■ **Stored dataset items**

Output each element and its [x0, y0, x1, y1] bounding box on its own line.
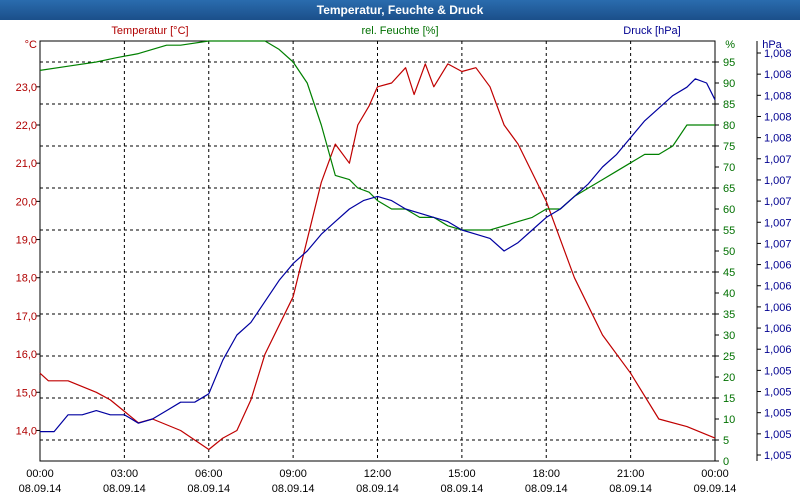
temperature-tick-label: 21,0	[16, 158, 37, 170]
humidity-tick-label: 70	[723, 162, 735, 174]
axis-layer: 00:00 08.09.14 03:00 08.09.14 06:00 08.09.14 0…	[16, 25, 792, 495]
pressure-tick-label: 1,006	[764, 302, 792, 314]
humidity-tick-label: 60	[723, 204, 735, 216]
x-tick-time: 06:00	[195, 468, 223, 480]
pressure-tick-label: 1,007	[764, 154, 792, 166]
pressure-tick-label: 1,008	[764, 133, 792, 145]
x-tick-date: 08.09.14	[103, 483, 146, 495]
x-tick-date: 09.09.14	[694, 483, 737, 495]
pressure-tick-label: 1,005	[764, 365, 792, 377]
humidity-tick-label: 30	[723, 330, 735, 342]
humidity-unit: %	[725, 39, 735, 51]
pressure-tick-label: 1,006	[764, 323, 792, 335]
humidity-tick-label: 85	[723, 99, 735, 111]
pressure-tick-label: 1,008	[764, 69, 792, 81]
grid	[40, 41, 715, 461]
x-tick-time: 15:00	[448, 468, 476, 480]
humidity-tick-label: 50	[723, 246, 735, 258]
humidity-tick-label: 55	[723, 225, 735, 237]
temperature-tick-label: 20,0	[16, 196, 37, 208]
temperature-tick-label: 14,0	[16, 425, 37, 437]
x-tick-time: 09:00	[279, 468, 307, 480]
pressure-tick-label: 1,008	[764, 90, 792, 102]
humidity-tick-label: 80	[723, 120, 735, 132]
series-line-humidity	[39, 40, 715, 231]
humidity-tick-label: 5	[723, 435, 729, 447]
humidity-tick-label: 95	[723, 57, 735, 69]
temperature-tick-label: 16,0	[16, 349, 37, 361]
pressure-tick-label: 1,008	[764, 111, 792, 123]
pressure-tick-label: 1,005	[764, 408, 792, 420]
humidity-tick-label: 45	[723, 267, 735, 279]
humidity-tick-label: 90	[723, 78, 735, 90]
x-tick-date: 08.09.14	[525, 483, 568, 495]
humidity-tick-label: 35	[723, 309, 735, 321]
pressure-tick-label: 1,006	[764, 260, 792, 272]
x-tick-date: 08.09.14	[609, 483, 652, 495]
humidity-tick-label: 40	[723, 288, 735, 300]
humidity-tick-label: 15	[723, 393, 735, 405]
pressure-tick-label: 1,006	[764, 281, 792, 293]
x-tick-time: 00:00	[26, 468, 54, 480]
pressure-tick-label: 1,008	[764, 48, 792, 60]
x-tick-date: 08.09.14	[440, 483, 483, 495]
series-layer	[39, 40, 716, 451]
pressure-tick-label: 1,006	[764, 344, 792, 356]
humidity-tick-label: 10	[723, 414, 735, 426]
x-tick-time: 12:00	[364, 468, 392, 480]
chart-title-bar: Temperatur, Feuchte & Druck	[0, 0, 800, 20]
x-tick-date: 08.09.14	[187, 483, 230, 495]
humidity-tick-label: 20	[723, 372, 735, 384]
pressure-tick-label: 1,007	[764, 238, 792, 250]
temperature-tick-label: 22,0	[16, 120, 37, 132]
humidity-tick-label: 25	[723, 351, 735, 363]
x-tick-date: 08.09.14	[356, 483, 399, 495]
temperature-tick-label: 23,0	[16, 82, 37, 94]
temperature-tick-label: 17,0	[16, 311, 37, 323]
pressure-tick-label: 1,005	[764, 387, 792, 399]
chart-canvas: 00:00 08.09.14 03:00 08.09.14 06:00 08.09.14 0…	[16, 25, 792, 495]
temperature-unit: °C	[25, 39, 37, 51]
humidity-tick-label: 75	[723, 141, 735, 153]
x-tick-date: 08.09.14	[272, 483, 315, 495]
pressure-tick-label: 1,005	[764, 429, 792, 441]
humidity-axis-label: rel. Feuchte [%]	[361, 25, 438, 37]
temperature-tick-label: 18,0	[16, 273, 37, 285]
pressure-unit: hPa	[762, 39, 782, 51]
pressure-tick-label: 1,007	[764, 217, 792, 229]
series-line-pressure	[40, 78, 716, 433]
x-tick-time: 18:00	[532, 468, 560, 480]
pressure-tick-label: 1,007	[764, 196, 792, 208]
humidity-tick-label: 0	[723, 456, 729, 468]
temperature-tick-label: 19,0	[16, 235, 37, 247]
temperature-axis-label: Temperatur [°C]	[111, 25, 188, 37]
x-tick-time: 00:00	[701, 468, 729, 480]
temperature-tick-label: 15,0	[16, 387, 37, 399]
x-tick-date: 08.09.14	[19, 483, 62, 495]
humidity-tick-label: 65	[723, 183, 735, 195]
pressure-tick-label: 1,007	[764, 175, 792, 187]
pressure-axis-label: Druck [hPa]	[623, 25, 680, 37]
x-tick-time: 21:00	[617, 468, 645, 480]
chart-title: Temperatur, Feuchte & Druck	[316, 3, 484, 17]
pressure-tick-label: 1,005	[764, 450, 792, 462]
x-tick-time: 03:00	[111, 468, 139, 480]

■ **PROMPT**
Return each line from the items above that contains the string "title", treating uppercase and lowercase letters as different.

■ **EXERCISE ANSWER**
chart-title-bar: Temperatur, Feuchte & Druck	[0, 0, 800, 20]
chart-title: Temperatur, Feuchte & Druck	[316, 3, 484, 17]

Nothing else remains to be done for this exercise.